- [WRITTEN INSTRUCTION] List, from the lines below, each one with "Trigger" in it.

- [Collection entries]
^^^^

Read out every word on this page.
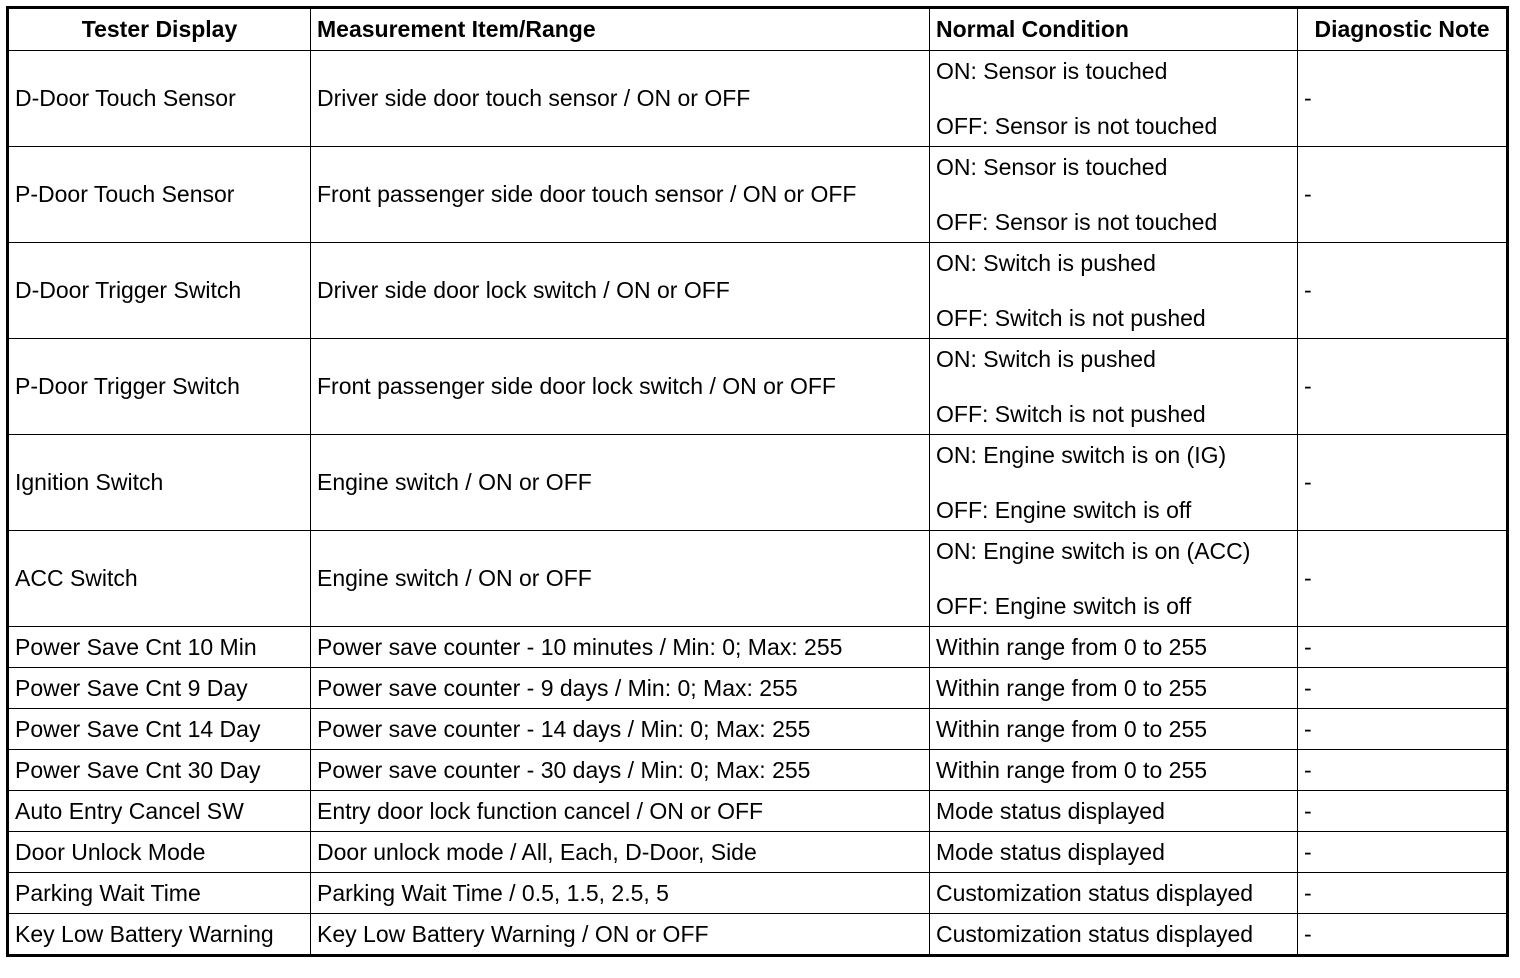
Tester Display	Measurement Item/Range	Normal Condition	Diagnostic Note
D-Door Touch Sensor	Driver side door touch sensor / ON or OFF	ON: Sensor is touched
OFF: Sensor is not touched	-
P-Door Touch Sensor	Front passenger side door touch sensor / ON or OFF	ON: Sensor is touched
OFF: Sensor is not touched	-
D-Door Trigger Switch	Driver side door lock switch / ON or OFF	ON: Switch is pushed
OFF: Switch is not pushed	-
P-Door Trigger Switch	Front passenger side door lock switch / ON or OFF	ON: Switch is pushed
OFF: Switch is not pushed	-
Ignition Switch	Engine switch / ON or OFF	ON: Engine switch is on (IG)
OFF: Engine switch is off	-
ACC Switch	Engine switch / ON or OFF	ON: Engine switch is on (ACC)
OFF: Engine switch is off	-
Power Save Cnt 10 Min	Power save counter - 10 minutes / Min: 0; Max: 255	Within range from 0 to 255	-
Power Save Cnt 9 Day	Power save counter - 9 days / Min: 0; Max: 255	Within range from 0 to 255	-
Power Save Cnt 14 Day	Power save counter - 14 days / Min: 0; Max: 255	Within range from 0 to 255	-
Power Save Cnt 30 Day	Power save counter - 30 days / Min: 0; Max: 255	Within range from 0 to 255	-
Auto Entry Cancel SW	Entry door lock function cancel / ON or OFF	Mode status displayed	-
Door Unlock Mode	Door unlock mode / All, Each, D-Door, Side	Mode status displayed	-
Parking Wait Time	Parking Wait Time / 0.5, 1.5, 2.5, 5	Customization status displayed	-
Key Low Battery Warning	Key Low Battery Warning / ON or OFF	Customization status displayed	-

^^^^

- [RESULT OF THIS EXERCISE]
D-Door Trigger Switch	Driver side door lock switch / ON or OFF	ON: Switch is pushed
P-Door Trigger Switch	Front passenger side door lock switch / ON or OFF	ON: Switch is pushed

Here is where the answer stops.